Available data:
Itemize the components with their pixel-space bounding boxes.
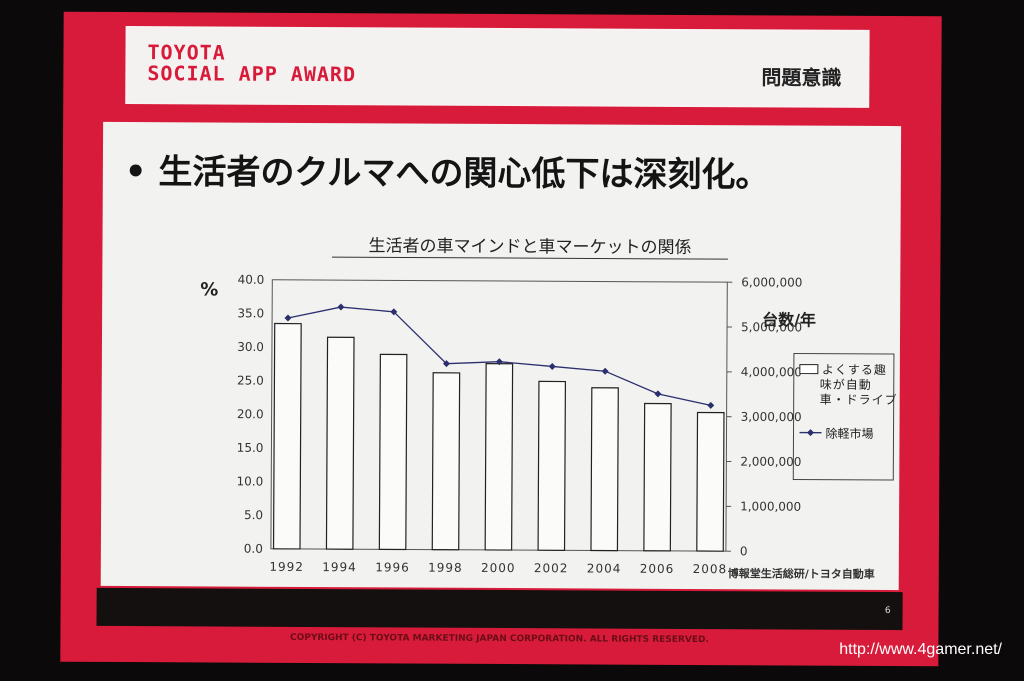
x-tick-label: 1998 [428,561,463,575]
line-point [337,303,345,311]
x-tick-label: 2006 [640,562,675,576]
y-tick-label: 40.0 [238,273,265,287]
line-point [284,314,292,322]
bar [431,372,461,551]
combo-chart: 生活者の車マインドと車マーケットの関係% 台数/年 0.0 5.0 10.0 15.0 20… [200,236,898,576]
bar [643,402,672,552]
y2-tick-label: 3,000,000 [741,410,802,424]
footer-bar: 6 [96,587,903,631]
y2-tick-label: 6,000,000 [741,275,802,289]
legend-line-label: 除軽市場 [825,426,873,441]
legend-bar-label: 車・ドライブ [820,392,898,407]
source-credit: 博報堂生活総研/トヨタ自動車 [727,567,875,581]
x-tick-label: 2008 [693,562,728,576]
slide-body: • 生活者のクルマへの関心低下は深刻化。 生活者の車マインドと車マーケットの関係… [100,121,902,591]
section-title: 問題意識 [761,65,842,90]
line-point [548,362,556,370]
y2-tick-label: 0 [740,544,748,558]
y-tick-label: 25.0 [237,373,264,387]
bar [537,380,567,551]
x-tick-label: 2000 [481,561,516,575]
y2-axis-label: 台数/年 [762,310,816,329]
y-tick-label: 10.0 [236,474,263,488]
x-tick-label: 2002 [534,561,569,575]
line-point [495,358,503,366]
y-tick-label: 30.0 [237,340,264,354]
slide-frame: TOYOTA SOCIAL APP AWARD 問題意識 • 生活者のクルマへの… [60,11,942,667]
x-tick-label: 1994 [322,560,357,574]
bar [484,363,514,551]
legend-line-marker [807,429,815,437]
line-point [601,367,609,375]
line-point [654,390,662,398]
x-tick-label: 1992 [269,560,304,574]
legend-bar-label: 味が自動 [820,377,872,392]
legend-bar-swatch [799,364,819,375]
slide-header: TOYOTA SOCIAL APP AWARD 問題意識 [127,28,868,106]
brand-logo: TOYOTA SOCIAL APP AWARD [147,40,357,87]
y2-tick-label: 5,000,000 [741,320,802,334]
line-point [442,360,450,368]
y-tick-label: 35.0 [237,306,264,320]
line-point [707,401,715,409]
line-point [390,308,398,316]
bar [590,387,619,552]
y2-tick-label: 2,000,000 [740,455,801,469]
x-tick-label: 2004 [587,561,622,575]
y-tick-label: 0.0 [244,542,263,556]
y-tick-label: 5.0 [244,508,263,522]
watermark-url: http://www.4gamer.net/ [839,641,1002,658]
copyright-text: COPYRIGHT (C) TOYOTA MARKETING JAPAN COR… [289,632,709,646]
bar [696,411,725,552]
page-number: 6 [884,606,891,617]
y-axis-label: % [200,279,218,300]
x-tick-label: 1996 [375,560,410,574]
chart-title: 生活者の車マインドと車マーケットの関係 [368,236,691,258]
y2-tick-label: 4,000,000 [741,365,802,379]
legend-bar-label: よくする趣 [822,362,887,377]
bar [378,353,408,551]
y-tick-label: 15.0 [237,441,264,455]
brand-line-2: SOCIAL APP AWARD [147,61,357,87]
legend-box [792,353,895,481]
chart-title-underline [331,256,728,260]
bar [325,336,355,550]
y-tick-label: 20.0 [237,407,264,421]
y2-tick-label: 1,000,000 [740,499,801,513]
bar [272,322,302,550]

Short problem: Return the lines of the data above unchanged, from the line with "x-tick-label: 1998 [428,561,463,575]" up to and including the line with "y2-tick-label: 5,000,000 [741,320,802,334]".

Reply:
x-tick-label: 1998 [428,561,463,575]
line-point [337,303,345,311]
x-tick-label: 2006 [640,562,675,576]
y-tick-label: 40.0 [238,273,265,287]
line-point [284,314,292,322]
bar [431,372,461,551]
combo-chart: 生活者の車マインドと車マーケットの関係% 台数/年 0.0 5.0 10.0 15.0 20… [200,236,898,576]
bar [643,402,672,552]
y2-tick-label: 3,000,000 [741,410,802,424]
footer-bar: 6 [96,587,903,631]
y2-tick-label: 6,000,000 [741,275,802,289]
legend-line-label: 除軽市場 [825,426,873,441]
legend-bar-label: 車・ドライブ [820,392,898,407]
source-credit: 博報堂生活総研/トヨタ自動車 [727,567,875,581]
x-tick-label: 2008 [693,562,728,576]
slide-body: • 生活者のクルマへの関心低下は深刻化。 生活者の車マインドと車マーケットの関係… [100,121,902,591]
section-title: 問題意識 [761,65,842,90]
line-point [548,362,556,370]
y2-tick-label: 0 [740,544,748,558]
y-tick-label: 25.0 [237,373,264,387]
bar [537,380,567,551]
x-tick-label: 2000 [481,561,516,575]
y2-axis-label: 台数/年 [762,310,816,329]
y-tick-label: 10.0 [236,474,263,488]
x-tick-label: 2002 [534,561,569,575]
line-point [495,358,503,366]
y-tick-label: 30.0 [237,340,264,354]
slide-frame: TOYOTA SOCIAL APP AWARD 問題意識 • 生活者のクルマへの… [60,11,942,667]
x-tick-label: 1994 [322,560,357,574]
bar [484,363,514,551]
legend-line-marker [807,429,815,437]
line-point [601,367,609,375]
line-point [654,390,662,398]
x-tick-label: 1992 [269,560,304,574]
legend-bar-label: 味が自動 [820,377,872,392]
legend-bar-swatch [799,364,819,375]
slide-header: TOYOTA SOCIAL APP AWARD 問題意識 [127,28,868,106]
brand-logo: TOYOTA SOCIAL APP AWARD [147,40,357,87]
y2-tick-label: 5,000,000 [741,320,802,334]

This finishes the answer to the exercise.